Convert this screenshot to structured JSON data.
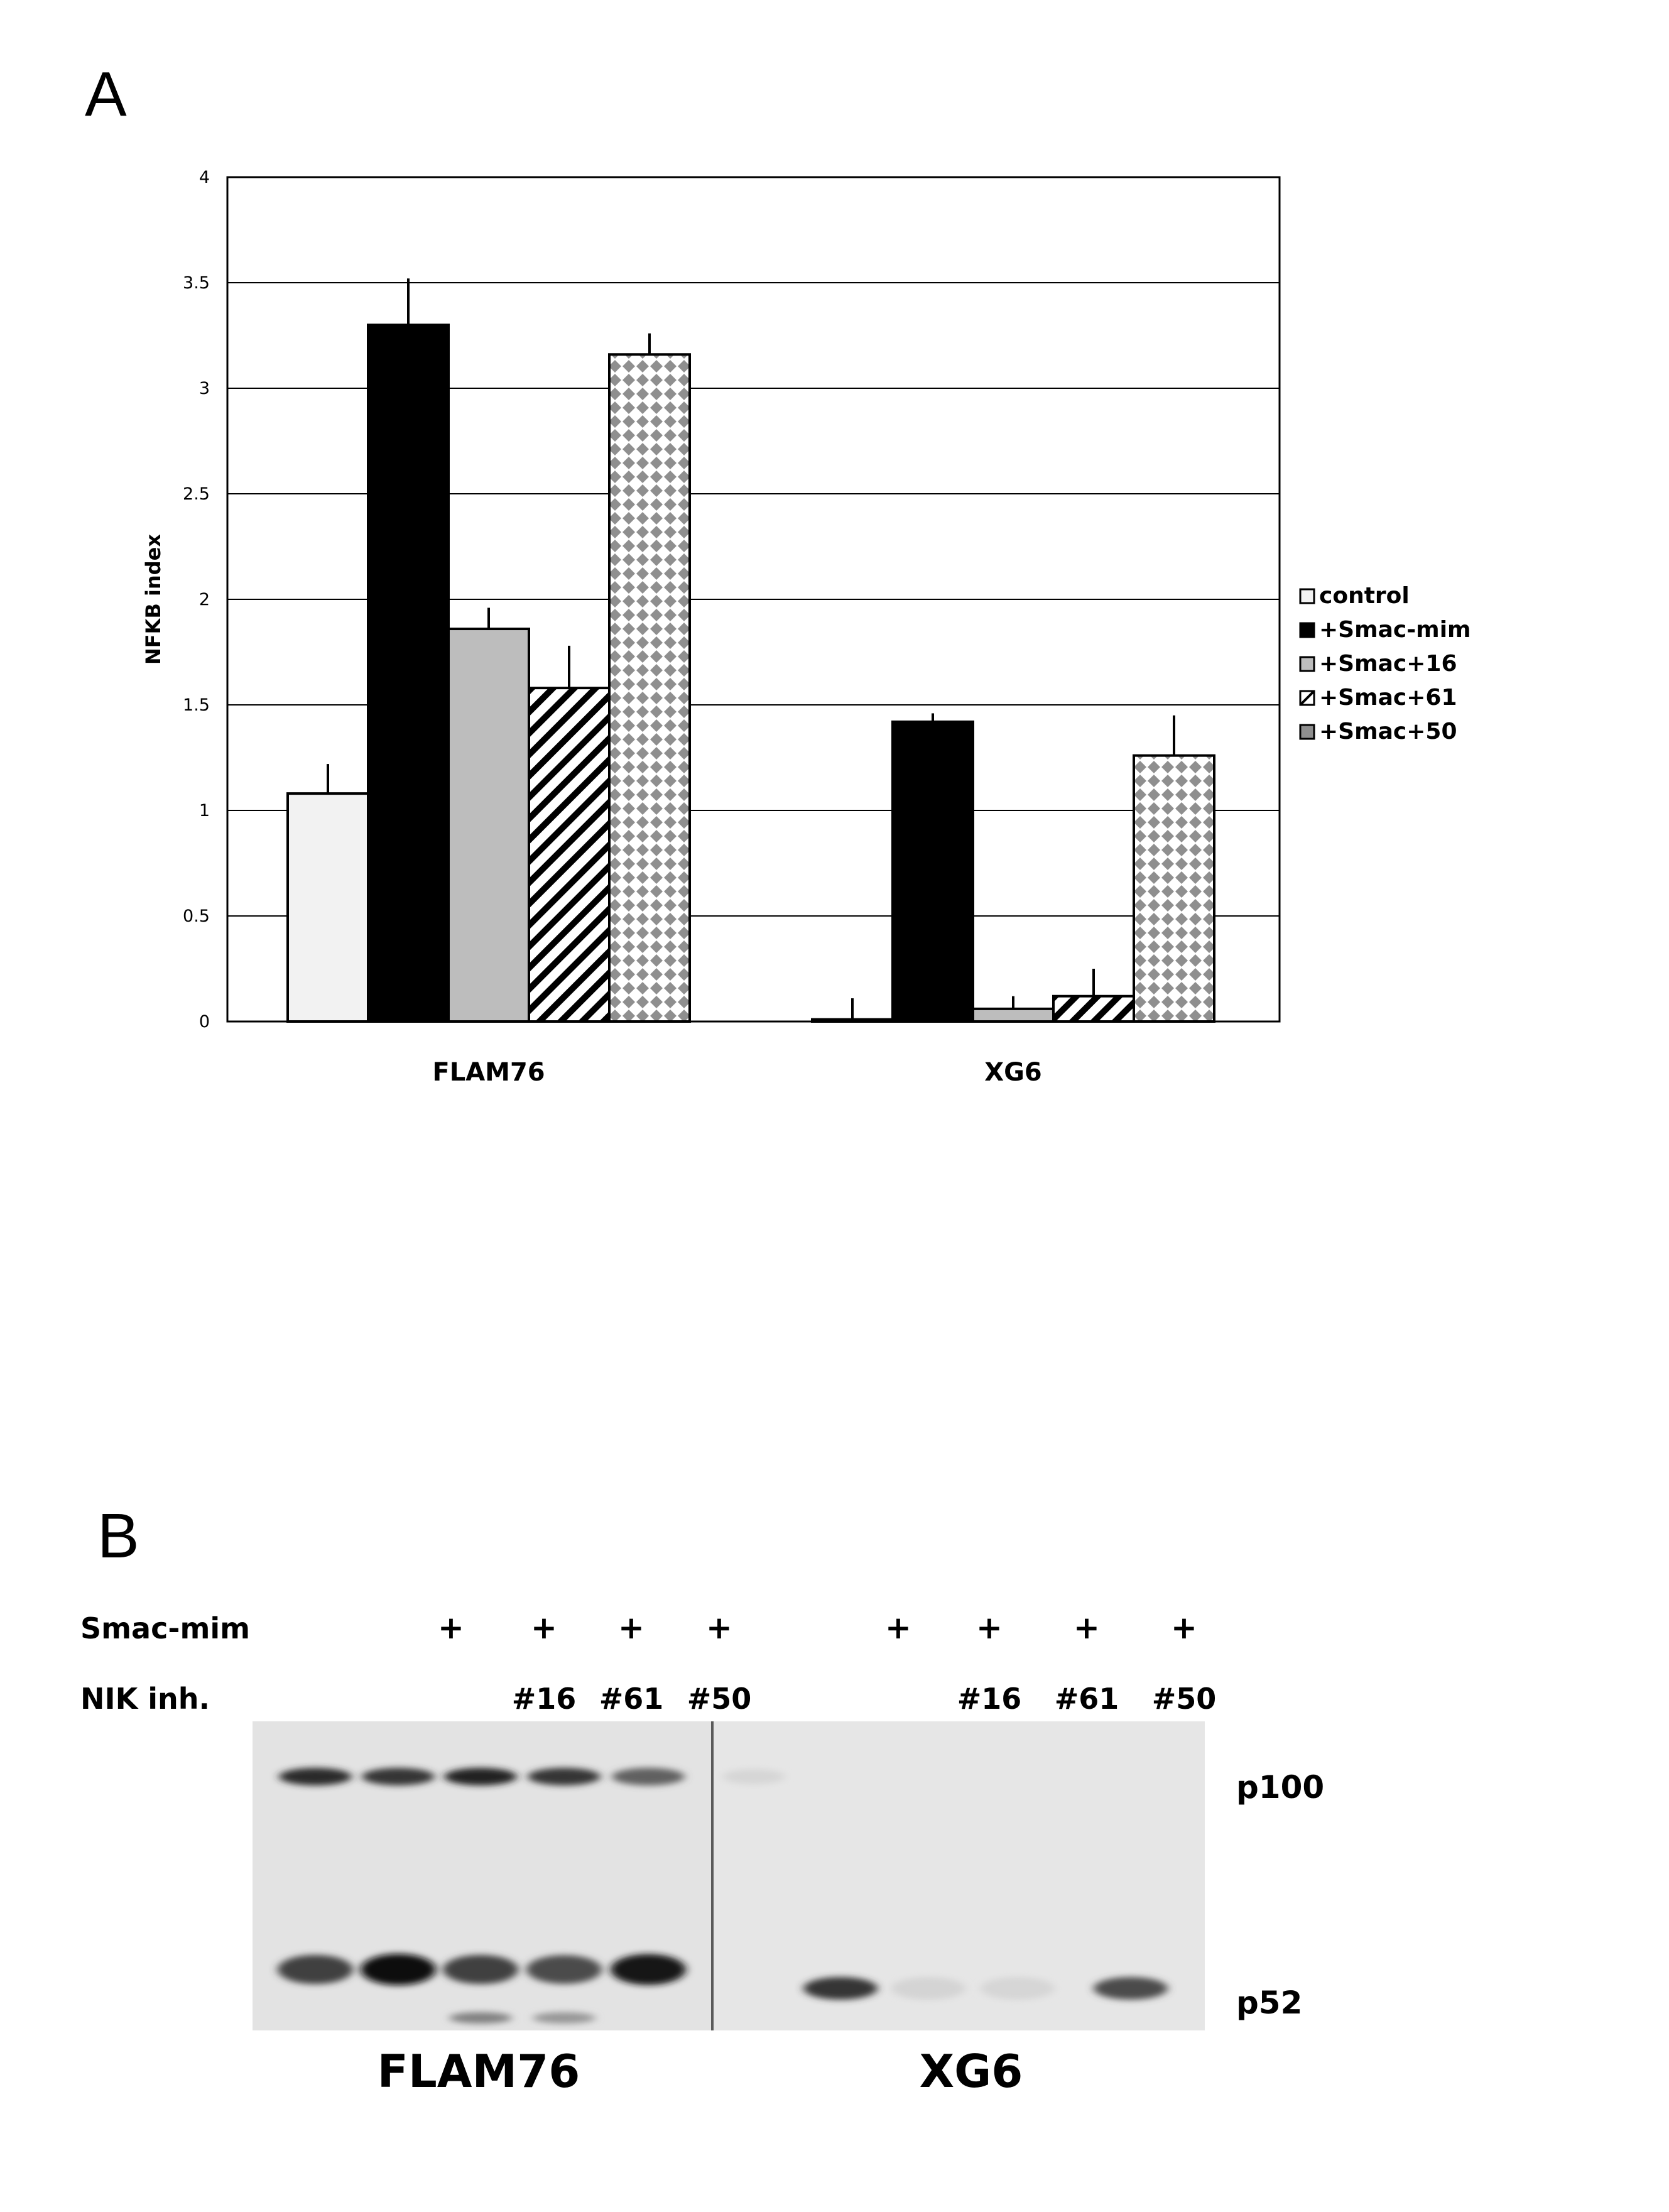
{
  "panel_a": {
    "letter": "A"
  },
  "panel_b": {
    "letter": "B",
    "row_labels": [
      "Smac-mim",
      "NIK inh."
    ],
    "smac_row": [
      "",
      "+",
      "+",
      "+",
      "+",
      "+",
      "+",
      "+",
      "+"
    ],
    "nik_row": [
      "",
      "",
      "#16",
      "#61",
      "#50",
      "",
      "#16",
      "#61",
      "#50"
    ],
    "band_labels": [
      "p100",
      "p52"
    ],
    "cell_lines": [
      "FLAM76",
      "XG6"
    ],
    "band_intensity": {
      "FLAM76": {
        "p100": [
          0.85,
          0.8,
          0.9,
          0.8,
          0.6
        ],
        "p52": [
          0.75,
          1.0,
          0.75,
          0.7,
          0.95
        ],
        "lower": [
          0,
          0,
          0.45,
          0.35,
          0
        ]
      },
      "XG6": {
        "p100": [
          0.05,
          0,
          0,
          0,
          0
        ],
        "p52": [
          0,
          0.8,
          0.06,
          0.05,
          0.7
        ]
      }
    }
  },
  "chart_data": {
    "type": "bar",
    "categories": [
      "FLAM76",
      "XG6"
    ],
    "ylabel": "NFKB index",
    "ylim": [
      0,
      4
    ],
    "yticks": [
      "0",
      "0.5",
      "1",
      "1.5",
      "2",
      "2.5",
      "3",
      "3.5",
      "4"
    ],
    "grid": true,
    "legend_position": "right",
    "series": [
      {
        "name": "control",
        "values": [
          1.08,
          0.01
        ],
        "errors": [
          0.14,
          0.1
        ],
        "fill": "#f2f2f2",
        "pattern": "solid"
      },
      {
        "name": "+Smac-mim",
        "values": [
          3.3,
          1.42
        ],
        "errors": [
          0.22,
          0.04
        ],
        "fill": "#000000",
        "pattern": "solid"
      },
      {
        "name": "+Smac+16",
        "values": [
          1.86,
          0.06
        ],
        "errors": [
          0.1,
          0.06
        ],
        "fill": "#bdbdbd",
        "pattern": "solid"
      },
      {
        "name": "+Smac+61",
        "values": [
          1.58,
          0.12
        ],
        "errors": [
          0.2,
          0.13
        ],
        "fill": "#ffffff",
        "pattern": "diagonal"
      },
      {
        "name": "+Smac+50",
        "values": [
          3.16,
          1.26
        ],
        "errors": [
          0.1,
          0.19
        ],
        "fill": "#ffffff",
        "pattern": "diamond"
      }
    ]
  }
}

-*-

Extract the text of all the records above verbatim, excluding pictures.

### PROBLEM SOLUTION
Convert this screenshot to structured JSON data.
{
  "panel_a": {
    "letter": "A"
  },
  "panel_b": {
    "letter": "B",
    "row_labels": [
      "Smac-mim",
      "NIK inh."
    ],
    "smac_row": [
      "",
      "+",
      "+",
      "+",
      "+",
      "+",
      "+",
      "+",
      "+"
    ],
    "nik_row": [
      "",
      "",
      "#16",
      "#61",
      "#50",
      "",
      "#16",
      "#61",
      "#50"
    ],
    "band_labels": [
      "p100",
      "p52"
    ],
    "cell_lines": [
      "FLAM76",
      "XG6"
    ],
    "band_intensity": {
      "FLAM76": {
        "p100": [
          0.85,
          0.8,
          0.9,
          0.8,
          0.6
        ],
        "p52": [
          0.75,
          1.0,
          0.75,
          0.7,
          0.95
        ],
        "lower": [
          0,
          0,
          0.45,
          0.35,
          0
        ]
      },
      "XG6": {
        "p100": [
          0.05,
          0,
          0,
          0,
          0
        ],
        "p52": [
          0,
          0.8,
          0.06,
          0.05,
          0.7
        ]
      }
    }
  },
  "chart_data": {
    "type": "bar",
    "categories": [
      "FLAM76",
      "XG6"
    ],
    "ylabel": "NFKB index",
    "ylim": [
      0,
      4
    ],
    "yticks": [
      "0",
      "0.5",
      "1",
      "1.5",
      "2",
      "2.5",
      "3",
      "3.5",
      "4"
    ],
    "grid": true,
    "legend_position": "right",
    "series": [
      {
        "name": "control",
        "values": [
          1.08,
          0.01
        ],
        "errors": [
          0.14,
          0.1
        ],
        "fill": "#f2f2f2",
        "pattern": "solid"
      },
      {
        "name": "+Smac-mim",
        "values": [
          3.3,
          1.42
        ],
        "errors": [
          0.22,
          0.04
        ],
        "fill": "#000000",
        "pattern": "solid"
      },
      {
        "name": "+Smac+16",
        "values": [
          1.86,
          0.06
        ],
        "errors": [
          0.1,
          0.06
        ],
        "fill": "#bdbdbd",
        "pattern": "solid"
      },
      {
        "name": "+Smac+61",
        "values": [
          1.58,
          0.12
        ],
        "errors": [
          0.2,
          0.13
        ],
        "fill": "#ffffff",
        "pattern": "diagonal"
      },
      {
        "name": "+Smac+50",
        "values": [
          3.16,
          1.26
        ],
        "errors": [
          0.1,
          0.19
        ],
        "fill": "#ffffff",
        "pattern": "diamond"
      }
    ]
  }
}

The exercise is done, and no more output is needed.